- **SOURCE PASSAGE**:
○ ○ ○

R is outstandingly good at dealing with contrasts, and we can associate these four user-specified a priori contrasts with the categorical variable called clipping like this:

contrasts(clipping) <- 
cbind(c(4,-1,-1,-1,-1),c(0,1,1,-1,-1),c(0,0,0,1,-1),c(0,1,-1,0,0))

We can check that this has done what we wanted by typing

contrasts(clipping)
                     [,1]      [,2]   [,3]   [,4]
control      	  4  	0  	0    	0
n25    	-1  	1    	0   	1
n50    	-1    	1    	0  	-1
r10     	-1   	-1  	1   	0
r5       	-1  	-1   	-1  	0

which produces the matrix of contrast coefficients that we specified. Note that all the columns add to zero (i.e. each set of contrast coefficients is correctly specified). Note also that the products of any two of the columns sum to zero (this shows that all the contrasts are orthogonal, as intended): for example comparing contrasts 1 and 2 gives products 0 + (−1) + (−1) + 1 + 1 = 0.

Now we can refit the model and inspect the results of our specified contrasts, rather than the default treatment contrasts:

model2 <- aov(biomass~clipping)
summary.lm(model2)
Coefficients:
                                    Estimate  Std. Error t value        Pr  (>|t|)    
(Intercept) 	561.80000   	12.85926  	43.688	   < 2e-16 	***
clipping1  	-24.15833    	6.42963 	-3.757 	0.000921 	***
clipping2   	-24.62500   	14.37708  	-1.713 	0.099128	.  
clipping3     	     0.08333   	20.33227   	0.004 	0.996762    
clipping4    	 -8.00000   	20.33227  	-0.393 	0.697313    
Residual standard error: 70.43 on 25 degrees of freedom
Multiple R-squared:  0.4077,    Adjusted R-squared:  0.3129 
F-statistic: 4.302 on 4 and 25 DF,  p-value: 0.008752

Instead of requiring five parameters (as suggested by our initial treatment contrasts), this analysis shows that we need only two parameters: the overall mean (561.8) and the contrast between the controls and the four competition treatments (p = 0.000921). All the other contrasts are non-significant. Notice than the rows are labelled by the variable name clipping pasted to the contrast number (1 to 4).

Treatment Contrasts

We have seen how to specify our own customized contrasts (above) but we need to understand the default behaviour of R. This behaviour is called treatment contrasts and it is set like this:

options(contrasts=c("contr.treatment","contr.poly"))

The first argument, "contr.treatment", says we want to use treatment contrasts (rather than Helmert contrasts or sum contrasts), while the second, "contr.poly", sets the default method for comparing ordered factors (where the levels are semi-quantitative like ‘low’, ‘medium’ and ‘high’). We shall see what these unfamiliar terms mean in a moment. Because we had associated our explanatory variable clipping with a set of user-defined contrasts (above), we need to remove these to get back to the default treatment contrasts, like this:

contrasts(clipping) <- NULL

Now let us refit the model and work out exactly what the summary is showing:

model3 <- lm(biomass~clipping)
summary(model3)
Coefficients:
                           Estimate Std.  Error     t value        Pr(>|t|)

○ ○ ○

- **DATASET CONTENT**:

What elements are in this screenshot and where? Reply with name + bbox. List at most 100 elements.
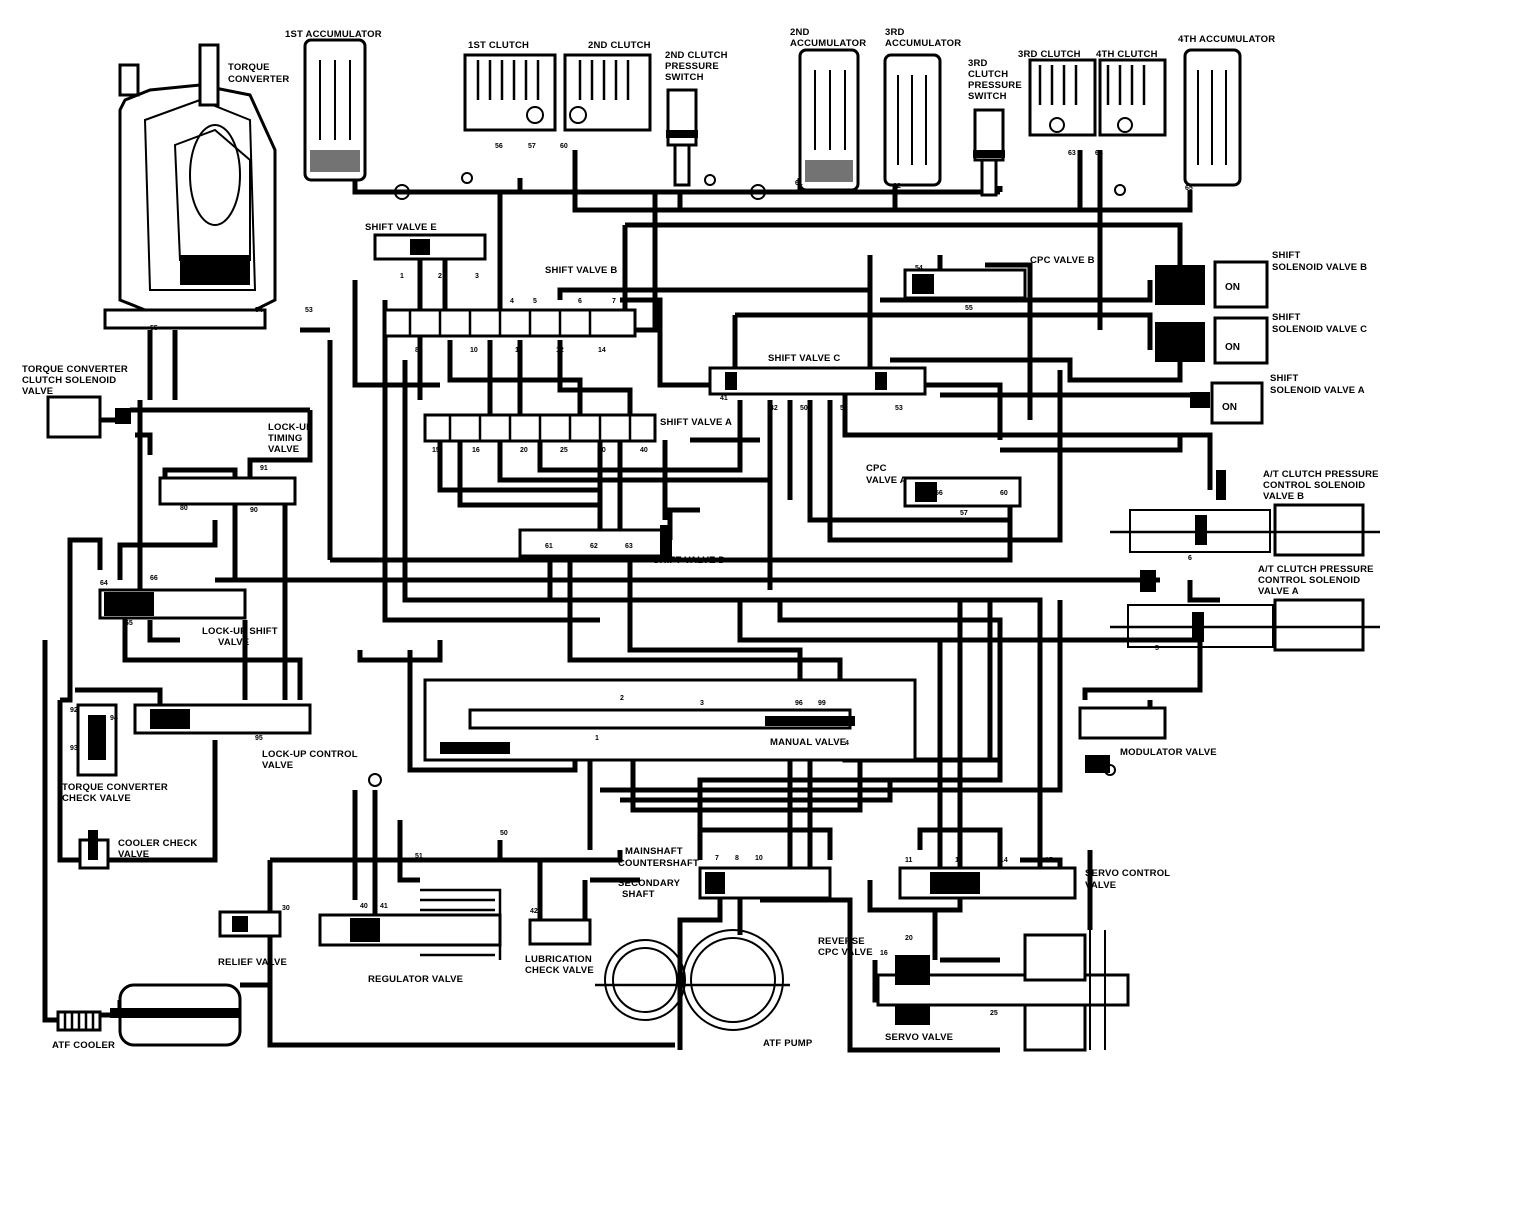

○ ○ ○

- **SET EXERCISE A**: Quote the passage on contrasts in R from "Instead of requiring" to "number (1 to 4).".
- **SET EXERCISE B**: Extend the tutorial on contrasts in R, picking up where its text stops.

- **OUTPUT A**:
Instead of requiring five parameters (as suggested by our initial treatment contrasts), this analysis shows that we need only two parameters: the overall mean (561.8) and the contrast between the controls and the four competition treatments (p = 0.000921). All the other contrasts are non-significant. Notice than the rows are labelled by the variable name clipping pasted to the contrast number (1 to 4).

- **OUTPUT B**:
(Intercept)   	465.17      	28.75  	16.177  	9.4e-15 	***
clippingn25    	88.17      	40.66   	2.168  	0.03987 	*  
clippingn50   	104.17      	40.66   	2.562  	0.01683 	*  
clippingr10   	145.50      	40.66   	3.578  	0.00145 	** 
clippingr5    	145.33      	40.66   	3.574  	0.00147 	** 
Residual standard error: 70.43 on 25 degrees of freedom
Multiple R-squared:  0.4077,    Adjusted R-squared:  0.3129 
F-statistic: 4.302 on 4 and 25 DF,  p-value: 0.008752

First things first. There are five rows in the summary table, labelled (Intercept), clippingn25, clippingn50, clippingr10 and clippingr55. Why are there five rows? There are five rows in the summary table because this model has estimated five parameters from the data (one for each factor level). This is a very important point. Different models will produce summary tables with different numbers of rows. You should always be aware of how many parameters your model is estimating from the data, so you should never be taken by surprise by the number of rows in the summary table.

Next we need to think what the individual rows are telling us. Let us work out the overall mean value of biomass, to see if that appears anywhere in the table:

mean(biomass)
[1] 561.8

No. I can't see that number anywhere. What about the five treatment means? We obtain these with the extremely useful tapply function:

tapply(biomass,clipping, mean)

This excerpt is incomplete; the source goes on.